[Data entries]
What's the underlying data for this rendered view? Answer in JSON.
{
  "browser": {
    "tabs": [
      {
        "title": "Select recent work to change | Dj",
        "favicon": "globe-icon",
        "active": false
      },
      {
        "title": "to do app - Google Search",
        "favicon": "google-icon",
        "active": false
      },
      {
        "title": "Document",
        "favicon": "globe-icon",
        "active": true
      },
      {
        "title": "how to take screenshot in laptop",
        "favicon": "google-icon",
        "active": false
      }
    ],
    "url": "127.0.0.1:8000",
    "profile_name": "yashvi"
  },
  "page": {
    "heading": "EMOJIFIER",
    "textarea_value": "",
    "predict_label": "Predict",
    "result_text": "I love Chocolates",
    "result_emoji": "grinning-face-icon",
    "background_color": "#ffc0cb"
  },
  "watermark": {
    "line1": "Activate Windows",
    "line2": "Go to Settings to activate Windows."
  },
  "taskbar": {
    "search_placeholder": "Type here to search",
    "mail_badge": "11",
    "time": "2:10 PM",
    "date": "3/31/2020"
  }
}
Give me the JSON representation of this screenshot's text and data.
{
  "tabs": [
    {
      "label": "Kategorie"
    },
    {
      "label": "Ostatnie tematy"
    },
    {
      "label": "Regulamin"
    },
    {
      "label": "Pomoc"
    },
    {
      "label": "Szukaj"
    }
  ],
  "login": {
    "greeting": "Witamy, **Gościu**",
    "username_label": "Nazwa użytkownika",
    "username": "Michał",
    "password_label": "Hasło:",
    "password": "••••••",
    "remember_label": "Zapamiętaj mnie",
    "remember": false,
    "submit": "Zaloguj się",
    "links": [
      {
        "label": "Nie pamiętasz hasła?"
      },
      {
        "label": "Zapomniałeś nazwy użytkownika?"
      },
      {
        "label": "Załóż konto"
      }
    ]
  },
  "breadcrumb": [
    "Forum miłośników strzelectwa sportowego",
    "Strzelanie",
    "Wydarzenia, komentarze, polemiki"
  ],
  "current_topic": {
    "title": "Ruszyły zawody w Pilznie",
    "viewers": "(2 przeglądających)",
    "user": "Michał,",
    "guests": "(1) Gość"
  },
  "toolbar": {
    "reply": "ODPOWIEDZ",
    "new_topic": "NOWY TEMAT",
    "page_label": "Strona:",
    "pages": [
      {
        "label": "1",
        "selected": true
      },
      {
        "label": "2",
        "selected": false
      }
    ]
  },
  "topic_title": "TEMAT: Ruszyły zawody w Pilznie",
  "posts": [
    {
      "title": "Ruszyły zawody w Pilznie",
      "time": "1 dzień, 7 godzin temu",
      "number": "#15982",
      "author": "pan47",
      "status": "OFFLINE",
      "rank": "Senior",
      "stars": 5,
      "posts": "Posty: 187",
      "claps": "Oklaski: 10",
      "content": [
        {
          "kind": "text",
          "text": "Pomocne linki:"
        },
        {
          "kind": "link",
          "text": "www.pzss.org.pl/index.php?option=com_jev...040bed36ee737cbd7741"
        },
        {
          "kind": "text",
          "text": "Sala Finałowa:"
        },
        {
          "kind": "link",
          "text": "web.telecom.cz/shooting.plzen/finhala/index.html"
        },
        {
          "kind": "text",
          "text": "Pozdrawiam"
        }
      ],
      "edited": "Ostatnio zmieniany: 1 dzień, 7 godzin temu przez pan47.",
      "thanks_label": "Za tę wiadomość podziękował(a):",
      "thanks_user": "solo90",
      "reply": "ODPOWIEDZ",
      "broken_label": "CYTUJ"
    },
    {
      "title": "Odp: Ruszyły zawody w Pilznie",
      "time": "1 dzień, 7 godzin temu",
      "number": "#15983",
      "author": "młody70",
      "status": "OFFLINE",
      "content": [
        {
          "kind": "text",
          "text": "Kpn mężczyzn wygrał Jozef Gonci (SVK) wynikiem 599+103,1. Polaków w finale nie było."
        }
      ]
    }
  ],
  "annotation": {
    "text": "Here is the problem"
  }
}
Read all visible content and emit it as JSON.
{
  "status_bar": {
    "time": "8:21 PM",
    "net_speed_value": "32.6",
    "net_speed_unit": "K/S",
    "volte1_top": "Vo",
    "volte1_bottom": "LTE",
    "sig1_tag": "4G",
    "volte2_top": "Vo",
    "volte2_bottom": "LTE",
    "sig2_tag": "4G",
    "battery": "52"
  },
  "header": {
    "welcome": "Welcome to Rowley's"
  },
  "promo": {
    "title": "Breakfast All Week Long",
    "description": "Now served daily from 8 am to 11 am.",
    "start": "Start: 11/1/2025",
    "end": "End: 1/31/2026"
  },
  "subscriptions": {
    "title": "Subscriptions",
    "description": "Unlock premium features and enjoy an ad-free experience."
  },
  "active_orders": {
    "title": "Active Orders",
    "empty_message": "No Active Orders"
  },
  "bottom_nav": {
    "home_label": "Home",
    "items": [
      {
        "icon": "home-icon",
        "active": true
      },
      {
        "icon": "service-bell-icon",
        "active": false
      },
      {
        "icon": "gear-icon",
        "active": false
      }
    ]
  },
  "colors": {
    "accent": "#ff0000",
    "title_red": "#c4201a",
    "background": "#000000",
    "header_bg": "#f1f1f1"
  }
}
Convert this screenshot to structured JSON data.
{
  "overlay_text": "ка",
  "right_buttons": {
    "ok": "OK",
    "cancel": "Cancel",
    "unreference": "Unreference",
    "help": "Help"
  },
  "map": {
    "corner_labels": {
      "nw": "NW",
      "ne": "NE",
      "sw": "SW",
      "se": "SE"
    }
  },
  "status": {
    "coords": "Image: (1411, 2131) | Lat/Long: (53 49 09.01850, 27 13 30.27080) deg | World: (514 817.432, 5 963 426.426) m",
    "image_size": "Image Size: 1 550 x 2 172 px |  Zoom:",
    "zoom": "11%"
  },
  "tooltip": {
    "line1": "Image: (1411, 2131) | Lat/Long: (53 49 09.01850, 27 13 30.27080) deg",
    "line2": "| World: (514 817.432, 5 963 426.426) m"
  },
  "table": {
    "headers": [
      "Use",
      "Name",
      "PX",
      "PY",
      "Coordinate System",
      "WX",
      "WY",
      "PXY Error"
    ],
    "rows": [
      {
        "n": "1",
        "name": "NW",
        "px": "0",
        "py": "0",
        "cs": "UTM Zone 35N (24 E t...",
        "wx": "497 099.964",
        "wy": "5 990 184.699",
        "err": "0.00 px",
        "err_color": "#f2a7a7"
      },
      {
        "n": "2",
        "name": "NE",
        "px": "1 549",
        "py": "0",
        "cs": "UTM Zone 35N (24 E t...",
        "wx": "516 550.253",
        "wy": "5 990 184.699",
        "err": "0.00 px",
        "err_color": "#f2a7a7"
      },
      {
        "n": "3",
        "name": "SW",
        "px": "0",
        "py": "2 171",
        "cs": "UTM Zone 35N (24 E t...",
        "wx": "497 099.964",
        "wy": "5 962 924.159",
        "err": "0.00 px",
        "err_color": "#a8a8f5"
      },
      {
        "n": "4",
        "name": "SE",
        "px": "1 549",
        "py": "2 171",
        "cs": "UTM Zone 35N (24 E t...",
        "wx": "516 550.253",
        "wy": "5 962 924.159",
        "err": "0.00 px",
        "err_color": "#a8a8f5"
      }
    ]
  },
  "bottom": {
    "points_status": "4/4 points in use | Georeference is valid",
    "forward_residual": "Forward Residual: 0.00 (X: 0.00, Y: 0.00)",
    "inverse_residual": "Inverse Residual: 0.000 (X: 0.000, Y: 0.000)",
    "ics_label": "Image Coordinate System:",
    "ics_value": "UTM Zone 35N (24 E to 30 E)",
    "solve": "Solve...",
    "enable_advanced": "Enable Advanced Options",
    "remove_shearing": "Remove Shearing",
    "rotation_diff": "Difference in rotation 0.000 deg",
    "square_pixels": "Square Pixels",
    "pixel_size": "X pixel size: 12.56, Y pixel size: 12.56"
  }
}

STATED PROBLEM
Among the entries, how many lines include the word "Residual"? Answer with a single number and nothing further.

THE ANSWER
2